> [TO DO] Every line that contains the word "Василь" should be copied.
■ ■ ■ ■
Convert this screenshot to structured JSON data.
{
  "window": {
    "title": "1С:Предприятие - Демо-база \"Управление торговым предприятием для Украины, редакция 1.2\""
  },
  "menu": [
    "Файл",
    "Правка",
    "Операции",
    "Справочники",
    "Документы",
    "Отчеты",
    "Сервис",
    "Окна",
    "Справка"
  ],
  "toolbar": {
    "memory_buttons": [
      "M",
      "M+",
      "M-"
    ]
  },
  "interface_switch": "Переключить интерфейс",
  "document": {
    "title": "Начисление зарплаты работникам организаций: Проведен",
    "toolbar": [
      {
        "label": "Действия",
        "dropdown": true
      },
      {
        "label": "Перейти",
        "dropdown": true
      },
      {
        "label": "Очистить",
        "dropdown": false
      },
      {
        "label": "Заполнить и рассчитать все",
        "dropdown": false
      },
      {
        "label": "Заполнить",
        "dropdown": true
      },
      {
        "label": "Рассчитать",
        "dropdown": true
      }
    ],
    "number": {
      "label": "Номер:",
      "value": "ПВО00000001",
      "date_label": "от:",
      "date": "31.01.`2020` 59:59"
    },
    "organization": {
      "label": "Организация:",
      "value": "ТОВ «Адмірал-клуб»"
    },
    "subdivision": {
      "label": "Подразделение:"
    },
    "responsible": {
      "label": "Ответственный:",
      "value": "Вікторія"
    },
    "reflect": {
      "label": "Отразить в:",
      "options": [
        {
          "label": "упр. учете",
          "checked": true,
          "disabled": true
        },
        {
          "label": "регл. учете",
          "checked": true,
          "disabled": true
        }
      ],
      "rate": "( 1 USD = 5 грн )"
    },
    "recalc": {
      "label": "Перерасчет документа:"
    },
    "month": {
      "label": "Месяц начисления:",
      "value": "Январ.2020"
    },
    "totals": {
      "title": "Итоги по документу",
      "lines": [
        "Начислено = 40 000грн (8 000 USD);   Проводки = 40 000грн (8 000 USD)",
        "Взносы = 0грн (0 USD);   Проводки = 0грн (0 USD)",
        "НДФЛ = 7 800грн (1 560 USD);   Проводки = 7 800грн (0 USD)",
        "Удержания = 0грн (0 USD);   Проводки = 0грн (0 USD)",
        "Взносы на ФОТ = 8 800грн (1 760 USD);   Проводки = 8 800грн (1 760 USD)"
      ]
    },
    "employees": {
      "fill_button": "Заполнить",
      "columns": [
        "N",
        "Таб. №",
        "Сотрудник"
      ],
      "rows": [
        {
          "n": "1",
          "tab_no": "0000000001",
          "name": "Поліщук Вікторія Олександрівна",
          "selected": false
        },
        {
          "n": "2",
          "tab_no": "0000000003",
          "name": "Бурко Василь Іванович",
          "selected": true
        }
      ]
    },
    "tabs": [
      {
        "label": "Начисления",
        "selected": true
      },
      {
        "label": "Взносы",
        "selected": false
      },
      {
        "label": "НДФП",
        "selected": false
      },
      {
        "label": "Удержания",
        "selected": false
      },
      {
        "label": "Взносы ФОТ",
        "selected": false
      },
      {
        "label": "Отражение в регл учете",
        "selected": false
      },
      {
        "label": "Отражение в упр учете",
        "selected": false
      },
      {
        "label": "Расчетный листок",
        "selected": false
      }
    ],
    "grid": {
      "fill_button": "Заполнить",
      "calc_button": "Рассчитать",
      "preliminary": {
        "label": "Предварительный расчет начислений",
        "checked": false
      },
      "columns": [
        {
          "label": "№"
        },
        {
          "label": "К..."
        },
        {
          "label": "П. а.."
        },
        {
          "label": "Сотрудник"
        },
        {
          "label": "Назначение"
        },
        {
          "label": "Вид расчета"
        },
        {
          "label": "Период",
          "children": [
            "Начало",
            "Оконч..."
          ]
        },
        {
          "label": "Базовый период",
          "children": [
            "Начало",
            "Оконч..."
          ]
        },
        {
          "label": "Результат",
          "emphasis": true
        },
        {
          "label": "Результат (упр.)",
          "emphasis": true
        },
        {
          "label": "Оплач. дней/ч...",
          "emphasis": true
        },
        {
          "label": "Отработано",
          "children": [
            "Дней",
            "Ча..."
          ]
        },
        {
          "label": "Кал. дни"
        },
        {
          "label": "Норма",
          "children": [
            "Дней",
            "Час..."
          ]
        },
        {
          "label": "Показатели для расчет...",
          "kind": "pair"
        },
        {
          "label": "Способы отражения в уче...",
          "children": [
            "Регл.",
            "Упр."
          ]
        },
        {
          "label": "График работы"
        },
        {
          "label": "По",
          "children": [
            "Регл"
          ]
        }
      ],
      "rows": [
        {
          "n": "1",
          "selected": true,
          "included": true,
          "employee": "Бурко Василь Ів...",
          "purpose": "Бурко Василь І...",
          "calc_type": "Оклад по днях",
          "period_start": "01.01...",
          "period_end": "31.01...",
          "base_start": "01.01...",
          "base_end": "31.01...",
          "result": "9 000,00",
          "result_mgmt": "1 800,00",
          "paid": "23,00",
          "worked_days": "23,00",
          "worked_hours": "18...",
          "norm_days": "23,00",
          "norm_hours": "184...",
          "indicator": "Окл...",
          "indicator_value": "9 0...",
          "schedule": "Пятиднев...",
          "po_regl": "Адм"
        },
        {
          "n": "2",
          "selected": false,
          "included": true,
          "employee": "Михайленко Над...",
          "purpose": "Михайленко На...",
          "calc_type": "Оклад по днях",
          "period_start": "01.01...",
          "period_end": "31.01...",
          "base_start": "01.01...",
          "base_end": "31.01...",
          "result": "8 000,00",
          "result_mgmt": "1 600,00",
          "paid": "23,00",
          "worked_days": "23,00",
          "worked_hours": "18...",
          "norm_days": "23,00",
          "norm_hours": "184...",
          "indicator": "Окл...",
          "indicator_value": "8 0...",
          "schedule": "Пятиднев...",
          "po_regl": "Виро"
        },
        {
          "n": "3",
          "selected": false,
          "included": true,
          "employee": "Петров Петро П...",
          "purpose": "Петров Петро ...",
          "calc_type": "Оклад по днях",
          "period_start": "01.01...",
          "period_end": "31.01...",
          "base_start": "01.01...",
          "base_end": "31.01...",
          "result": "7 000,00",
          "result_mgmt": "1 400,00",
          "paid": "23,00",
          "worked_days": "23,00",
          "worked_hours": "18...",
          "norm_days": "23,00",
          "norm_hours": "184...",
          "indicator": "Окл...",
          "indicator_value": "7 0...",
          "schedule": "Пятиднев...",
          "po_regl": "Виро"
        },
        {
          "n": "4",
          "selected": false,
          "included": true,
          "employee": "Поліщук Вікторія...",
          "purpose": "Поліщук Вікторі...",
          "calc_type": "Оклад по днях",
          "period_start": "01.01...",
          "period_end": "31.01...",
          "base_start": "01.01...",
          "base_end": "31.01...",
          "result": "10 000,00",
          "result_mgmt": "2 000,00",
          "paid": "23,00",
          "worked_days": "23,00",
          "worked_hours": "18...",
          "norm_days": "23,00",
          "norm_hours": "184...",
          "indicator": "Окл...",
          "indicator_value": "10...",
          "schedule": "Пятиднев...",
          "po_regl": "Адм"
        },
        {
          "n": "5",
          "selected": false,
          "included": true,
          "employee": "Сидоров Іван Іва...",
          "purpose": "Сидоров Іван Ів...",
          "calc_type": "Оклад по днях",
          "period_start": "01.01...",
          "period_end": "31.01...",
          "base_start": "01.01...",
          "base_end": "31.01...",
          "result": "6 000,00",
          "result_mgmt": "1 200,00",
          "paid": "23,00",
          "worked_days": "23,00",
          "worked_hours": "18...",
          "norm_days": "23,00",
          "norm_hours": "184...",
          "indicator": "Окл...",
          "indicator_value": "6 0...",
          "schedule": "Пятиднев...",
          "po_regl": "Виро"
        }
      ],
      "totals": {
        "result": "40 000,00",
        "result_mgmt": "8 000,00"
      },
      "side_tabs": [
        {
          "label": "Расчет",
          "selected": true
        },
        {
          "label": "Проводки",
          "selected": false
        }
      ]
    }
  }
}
■ ■ ■ ■
> [EXPECTED OUTPUT]
          "name": "Бурко Василь Іванович",
          "employee": "Бурко Василь Ів...",
          "purpose": "Бурко Василь І...",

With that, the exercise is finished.